:: Exercise instructions ::
The entries below contain pictures. Retype everything except those pictures, exactly as given.
───── Listed records ─────
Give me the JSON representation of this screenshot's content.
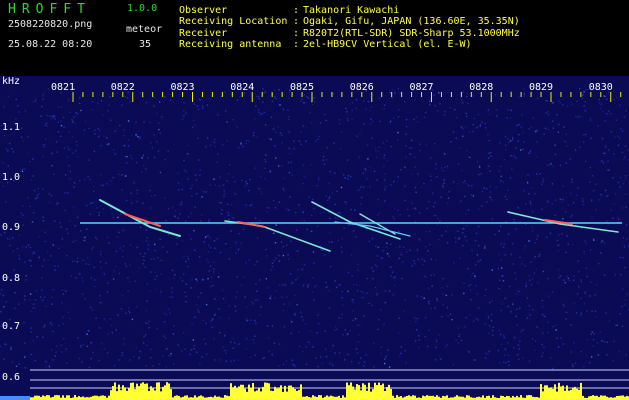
{
  "app": {
    "title": "HROFFT",
    "version": "1.0.0"
  },
  "file": {
    "name": "2508220820.png",
    "datetime": "25.08.22 08:20"
  },
  "meteor": {
    "label": "meteor",
    "count": "35"
  },
  "info": [
    {
      "key": "Observer",
      "value": "Takanori Kawachi"
    },
    {
      "key": "Receiving Location",
      "value": "Ogaki, Gifu, JAPAN (136.60E, 35.35N)"
    },
    {
      "key": "Receiver",
      "value": "R820T2(RTL-SDR) SDR-Sharp 53.1000MHz"
    },
    {
      "key": "Receiving antenna",
      "value": "2el-HB9CV Vertical (el. E-W)"
    }
  ],
  "spectrogram": {
    "unit_label": "kHz",
    "time_labels": [
      "0821",
      "0822",
      "0823",
      "0824",
      "0825",
      "0826",
      "0827",
      "0828",
      "0829",
      "0830"
    ],
    "freq_labels": [
      "1.1",
      "1.0",
      "0.9",
      "0.8",
      "0.7",
      "0.6"
    ],
    "colors": {
      "background": "#0a0a55",
      "noise": "#2a3fcc",
      "carrier": "#5fd3ff",
      "tick": "#f0f000",
      "label": "#ffffff",
      "activity": "#ffff33"
    }
  }
}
─────
:: Problem solution ::
Give me the JSON representation of this screenshot's content.
{
  "app": {
    "title": "HROFFT",
    "version": "1.0.0"
  },
  "file": {
    "name": "2508220820.png",
    "datetime": "25.08.22 08:20"
  },
  "meteor": {
    "label": "meteor",
    "count": "35"
  },
  "info": [
    {
      "key": "Observer",
      "value": "Takanori Kawachi"
    },
    {
      "key": "Receiving Location",
      "value": "Ogaki, Gifu, JAPAN (136.60E, 35.35N)"
    },
    {
      "key": "Receiver",
      "value": "R820T2(RTL-SDR) SDR-Sharp 53.1000MHz"
    },
    {
      "key": "Receiving antenna",
      "value": "2el-HB9CV Vertical (el. E-W)"
    }
  ],
  "spectrogram": {
    "unit_label": "kHz",
    "time_labels": [
      "0821",
      "0822",
      "0823",
      "0824",
      "0825",
      "0826",
      "0827",
      "0828",
      "0829",
      "0830"
    ],
    "freq_labels": [
      "1.1",
      "1.0",
      "0.9",
      "0.8",
      "0.7",
      "0.6"
    ],
    "colors": {
      "background": "#0a0a55",
      "noise": "#2a3fcc",
      "carrier": "#5fd3ff",
      "tick": "#f0f000",
      "label": "#ffffff",
      "activity": "#ffff33"
    }
  }
}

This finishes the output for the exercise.